[Start INPUT RECORDS]

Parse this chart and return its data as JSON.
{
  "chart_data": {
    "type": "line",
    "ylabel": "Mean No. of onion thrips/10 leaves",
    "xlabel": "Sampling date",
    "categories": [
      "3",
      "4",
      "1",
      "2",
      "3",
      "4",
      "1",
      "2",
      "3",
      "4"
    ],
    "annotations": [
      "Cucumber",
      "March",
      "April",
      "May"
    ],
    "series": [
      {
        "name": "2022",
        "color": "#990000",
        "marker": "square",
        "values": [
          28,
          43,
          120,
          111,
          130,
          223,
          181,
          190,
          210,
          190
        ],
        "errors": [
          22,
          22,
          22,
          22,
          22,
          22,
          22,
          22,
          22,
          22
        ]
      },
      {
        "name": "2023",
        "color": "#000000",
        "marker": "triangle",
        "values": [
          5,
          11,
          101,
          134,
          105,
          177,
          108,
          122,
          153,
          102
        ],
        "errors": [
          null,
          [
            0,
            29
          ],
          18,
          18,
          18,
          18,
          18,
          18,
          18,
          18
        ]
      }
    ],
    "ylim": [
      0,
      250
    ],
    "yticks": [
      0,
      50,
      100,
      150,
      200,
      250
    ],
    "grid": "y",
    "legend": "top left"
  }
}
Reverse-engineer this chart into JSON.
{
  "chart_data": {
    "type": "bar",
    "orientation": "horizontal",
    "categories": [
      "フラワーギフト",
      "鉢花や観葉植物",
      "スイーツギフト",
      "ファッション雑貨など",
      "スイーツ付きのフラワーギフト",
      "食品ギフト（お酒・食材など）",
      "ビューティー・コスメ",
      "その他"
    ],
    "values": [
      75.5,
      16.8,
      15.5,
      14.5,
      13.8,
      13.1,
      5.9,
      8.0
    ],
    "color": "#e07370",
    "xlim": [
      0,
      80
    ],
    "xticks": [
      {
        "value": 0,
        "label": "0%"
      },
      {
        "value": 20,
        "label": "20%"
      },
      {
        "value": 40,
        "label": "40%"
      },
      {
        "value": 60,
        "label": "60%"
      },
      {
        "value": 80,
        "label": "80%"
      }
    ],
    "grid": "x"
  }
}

[End INPUT RECORDS]

Restate the whole of the material exactly.

THE ANSWER:
Parse this chart and return its data as JSON.
{
  "chart_data": {
    "type": "line",
    "ylabel": "Mean No. of onion thrips/10 leaves",
    "xlabel": "Sampling date",
    "categories": [
      "3",
      "4",
      "1",
      "2",
      "3",
      "4",
      "1",
      "2",
      "3",
      "4"
    ],
    "annotations": [
      "Cucumber",
      "March",
      "April",
      "May"
    ],
    "series": [
      {
        "name": "2022",
        "color": "#990000",
        "marker": "square",
        "values": [
          28,
          43,
          120,
          111,
          130,
          223,
          181,
          190,
          210,
          190
        ],
        "errors": [
          22,
          22,
          22,
          22,
          22,
          22,
          22,
          22,
          22,
          22
        ]
      },
      {
        "name": "2023",
        "color": "#000000",
        "marker": "triangle",
        "values": [
          5,
          11,
          101,
          134,
          105,
          177,
          108,
          122,
          153,
          102
        ],
        "errors": [
          null,
          [
            0,
            29
          ],
          18,
          18,
          18,
          18,
          18,
          18,
          18,
          18
        ]
      }
    ],
    "ylim": [
      0,
      250
    ],
    "yticks": [
      0,
      50,
      100,
      150,
      200,
      250
    ],
    "grid": "y",
    "legend": "top left"
  }
}
Reverse-engineer this chart into JSON.
{
  "chart_data": {
    "type": "bar",
    "orientation": "horizontal",
    "categories": [
      "フラワーギフト",
      "鉢花や観葉植物",
      "スイーツギフト",
      "ファッション雑貨など",
      "スイーツ付きのフラワーギフト",
      "食品ギフト（お酒・食材など）",
      "ビューティー・コスメ",
      "その他"
    ],
    "values": [
      75.5,
      16.8,
      15.5,
      14.5,
      13.8,
      13.1,
      5.9,
      8.0
    ],
    "color": "#e07370",
    "xlim": [
      0,
      80
    ],
    "xticks": [
      {
        "value": 0,
        "label": "0%"
      },
      {
        "value": 20,
        "label": "20%"
      },
      {
        "value": 40,
        "label": "40%"
      },
      {
        "value": 60,
        "label": "60%"
      },
      {
        "value": 80,
        "label": "80%"
      }
    ],
    "grid": "x"
  }
}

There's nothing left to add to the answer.